### Aim
Pick out and copy every line in the listing that contains the string "Bronchial", matching case exactly.

### Data excerpts
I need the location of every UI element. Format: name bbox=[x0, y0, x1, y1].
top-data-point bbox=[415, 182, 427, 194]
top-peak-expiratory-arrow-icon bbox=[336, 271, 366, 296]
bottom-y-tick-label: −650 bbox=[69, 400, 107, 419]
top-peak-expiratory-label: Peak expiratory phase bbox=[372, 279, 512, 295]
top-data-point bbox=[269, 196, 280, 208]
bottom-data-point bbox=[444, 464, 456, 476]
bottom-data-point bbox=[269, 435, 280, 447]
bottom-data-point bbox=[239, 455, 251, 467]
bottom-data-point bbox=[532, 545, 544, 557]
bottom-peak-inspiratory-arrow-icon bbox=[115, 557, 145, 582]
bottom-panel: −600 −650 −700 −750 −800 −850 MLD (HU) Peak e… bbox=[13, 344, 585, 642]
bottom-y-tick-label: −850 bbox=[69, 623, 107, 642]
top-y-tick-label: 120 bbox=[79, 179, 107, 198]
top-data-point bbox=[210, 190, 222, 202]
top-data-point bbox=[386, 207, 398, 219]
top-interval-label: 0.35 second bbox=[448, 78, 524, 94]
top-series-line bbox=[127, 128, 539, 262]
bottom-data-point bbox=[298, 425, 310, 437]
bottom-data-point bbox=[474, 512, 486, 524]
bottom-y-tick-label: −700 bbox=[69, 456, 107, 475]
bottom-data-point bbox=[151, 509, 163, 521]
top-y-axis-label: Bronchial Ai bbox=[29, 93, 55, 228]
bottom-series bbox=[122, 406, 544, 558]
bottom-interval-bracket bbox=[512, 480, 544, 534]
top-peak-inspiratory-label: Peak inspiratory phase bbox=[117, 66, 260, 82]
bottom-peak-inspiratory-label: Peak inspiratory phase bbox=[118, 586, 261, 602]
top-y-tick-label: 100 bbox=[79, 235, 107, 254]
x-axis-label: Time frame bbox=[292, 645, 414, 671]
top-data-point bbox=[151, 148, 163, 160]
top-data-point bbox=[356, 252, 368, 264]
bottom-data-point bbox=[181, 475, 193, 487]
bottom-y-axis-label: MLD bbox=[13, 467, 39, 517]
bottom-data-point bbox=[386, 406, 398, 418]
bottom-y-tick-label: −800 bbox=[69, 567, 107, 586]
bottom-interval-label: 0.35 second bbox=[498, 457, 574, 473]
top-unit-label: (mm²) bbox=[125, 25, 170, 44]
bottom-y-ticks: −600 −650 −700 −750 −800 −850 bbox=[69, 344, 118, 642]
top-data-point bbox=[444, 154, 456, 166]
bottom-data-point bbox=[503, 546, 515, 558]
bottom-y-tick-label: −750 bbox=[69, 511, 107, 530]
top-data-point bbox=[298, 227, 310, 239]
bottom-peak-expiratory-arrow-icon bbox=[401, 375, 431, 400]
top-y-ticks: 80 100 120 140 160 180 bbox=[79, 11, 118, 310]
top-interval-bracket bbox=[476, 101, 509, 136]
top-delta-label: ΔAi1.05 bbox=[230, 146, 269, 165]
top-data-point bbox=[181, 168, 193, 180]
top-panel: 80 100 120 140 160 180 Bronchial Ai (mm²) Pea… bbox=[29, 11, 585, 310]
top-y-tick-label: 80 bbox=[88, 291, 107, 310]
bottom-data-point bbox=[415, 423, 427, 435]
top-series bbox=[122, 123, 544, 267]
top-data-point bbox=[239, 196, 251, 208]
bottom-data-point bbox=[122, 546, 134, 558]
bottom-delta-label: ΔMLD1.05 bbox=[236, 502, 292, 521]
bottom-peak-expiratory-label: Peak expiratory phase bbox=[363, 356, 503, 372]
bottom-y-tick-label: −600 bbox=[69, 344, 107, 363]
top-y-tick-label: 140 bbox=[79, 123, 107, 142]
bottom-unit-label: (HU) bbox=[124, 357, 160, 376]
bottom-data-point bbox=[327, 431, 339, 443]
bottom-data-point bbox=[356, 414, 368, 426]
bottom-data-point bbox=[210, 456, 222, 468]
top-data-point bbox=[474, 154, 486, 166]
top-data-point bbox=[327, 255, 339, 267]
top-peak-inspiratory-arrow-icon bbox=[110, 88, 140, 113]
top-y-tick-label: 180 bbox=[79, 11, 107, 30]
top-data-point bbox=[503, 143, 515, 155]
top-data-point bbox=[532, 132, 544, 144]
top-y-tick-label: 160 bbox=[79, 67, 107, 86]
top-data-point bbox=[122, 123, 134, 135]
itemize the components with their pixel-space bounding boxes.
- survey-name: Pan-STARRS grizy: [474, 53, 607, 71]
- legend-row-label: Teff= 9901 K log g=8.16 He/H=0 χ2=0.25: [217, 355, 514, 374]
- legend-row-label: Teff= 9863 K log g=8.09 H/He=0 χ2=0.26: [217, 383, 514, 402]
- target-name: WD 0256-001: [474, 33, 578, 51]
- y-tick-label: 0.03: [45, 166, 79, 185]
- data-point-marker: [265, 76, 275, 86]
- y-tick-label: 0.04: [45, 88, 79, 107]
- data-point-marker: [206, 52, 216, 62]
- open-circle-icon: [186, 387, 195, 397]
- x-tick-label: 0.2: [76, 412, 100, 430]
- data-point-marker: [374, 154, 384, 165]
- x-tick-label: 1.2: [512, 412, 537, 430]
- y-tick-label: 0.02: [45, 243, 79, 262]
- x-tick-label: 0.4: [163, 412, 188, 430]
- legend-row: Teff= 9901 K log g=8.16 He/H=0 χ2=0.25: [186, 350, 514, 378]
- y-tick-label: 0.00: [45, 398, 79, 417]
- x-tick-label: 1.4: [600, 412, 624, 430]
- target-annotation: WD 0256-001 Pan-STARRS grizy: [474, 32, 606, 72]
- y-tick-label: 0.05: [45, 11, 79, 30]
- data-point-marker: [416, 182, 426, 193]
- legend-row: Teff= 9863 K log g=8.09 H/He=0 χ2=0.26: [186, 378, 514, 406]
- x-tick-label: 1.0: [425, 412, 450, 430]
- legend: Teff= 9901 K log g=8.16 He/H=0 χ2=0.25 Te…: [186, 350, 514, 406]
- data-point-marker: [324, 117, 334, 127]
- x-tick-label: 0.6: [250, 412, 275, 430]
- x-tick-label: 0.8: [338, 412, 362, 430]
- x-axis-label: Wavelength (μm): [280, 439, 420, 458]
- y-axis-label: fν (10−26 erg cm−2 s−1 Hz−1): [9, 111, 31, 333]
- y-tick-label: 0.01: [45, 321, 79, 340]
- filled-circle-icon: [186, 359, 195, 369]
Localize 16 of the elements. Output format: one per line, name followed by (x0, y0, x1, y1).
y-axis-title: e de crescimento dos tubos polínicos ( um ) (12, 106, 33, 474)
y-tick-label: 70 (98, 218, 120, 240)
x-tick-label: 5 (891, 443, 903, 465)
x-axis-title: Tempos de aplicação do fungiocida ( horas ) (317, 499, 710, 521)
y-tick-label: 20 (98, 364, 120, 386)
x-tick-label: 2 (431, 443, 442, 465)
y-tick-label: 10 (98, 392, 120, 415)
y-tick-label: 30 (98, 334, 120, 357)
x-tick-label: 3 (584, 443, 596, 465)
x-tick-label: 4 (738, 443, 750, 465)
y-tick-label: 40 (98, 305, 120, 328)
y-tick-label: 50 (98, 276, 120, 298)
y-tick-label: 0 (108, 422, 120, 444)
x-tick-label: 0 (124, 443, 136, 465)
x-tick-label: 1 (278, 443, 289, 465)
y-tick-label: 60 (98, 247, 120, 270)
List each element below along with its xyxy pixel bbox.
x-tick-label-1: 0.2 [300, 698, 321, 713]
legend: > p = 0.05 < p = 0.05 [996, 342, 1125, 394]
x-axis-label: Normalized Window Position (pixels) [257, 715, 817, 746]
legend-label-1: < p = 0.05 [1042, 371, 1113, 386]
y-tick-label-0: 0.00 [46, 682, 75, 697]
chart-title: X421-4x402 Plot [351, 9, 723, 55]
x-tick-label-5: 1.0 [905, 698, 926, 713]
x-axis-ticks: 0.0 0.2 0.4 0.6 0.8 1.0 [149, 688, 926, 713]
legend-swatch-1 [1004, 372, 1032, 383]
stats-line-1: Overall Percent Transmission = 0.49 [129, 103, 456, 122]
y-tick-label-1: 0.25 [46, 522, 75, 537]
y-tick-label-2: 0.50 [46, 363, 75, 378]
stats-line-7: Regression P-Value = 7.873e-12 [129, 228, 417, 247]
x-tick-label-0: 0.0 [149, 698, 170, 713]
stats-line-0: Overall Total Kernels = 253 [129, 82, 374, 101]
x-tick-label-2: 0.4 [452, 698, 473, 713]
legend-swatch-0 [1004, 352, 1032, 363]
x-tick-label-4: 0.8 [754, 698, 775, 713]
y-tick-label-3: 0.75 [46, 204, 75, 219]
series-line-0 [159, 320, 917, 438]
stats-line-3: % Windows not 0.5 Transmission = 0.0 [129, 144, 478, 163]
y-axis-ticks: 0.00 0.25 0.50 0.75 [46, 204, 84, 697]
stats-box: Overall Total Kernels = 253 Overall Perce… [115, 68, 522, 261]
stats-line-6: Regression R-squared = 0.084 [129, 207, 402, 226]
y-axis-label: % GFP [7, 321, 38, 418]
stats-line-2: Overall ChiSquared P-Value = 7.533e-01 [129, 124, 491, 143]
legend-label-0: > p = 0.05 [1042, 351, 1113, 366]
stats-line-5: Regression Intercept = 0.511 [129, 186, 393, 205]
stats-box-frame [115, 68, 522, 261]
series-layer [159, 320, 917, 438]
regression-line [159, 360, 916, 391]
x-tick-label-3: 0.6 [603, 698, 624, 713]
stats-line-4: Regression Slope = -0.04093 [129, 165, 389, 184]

### Output below
top-y-axis-label: Bronchial Ai bbox=[29, 93, 55, 228]
top-panel: 80 100 120 140 160 180 Bronchial Ai (mm²) Pea… bbox=[29, 11, 585, 310]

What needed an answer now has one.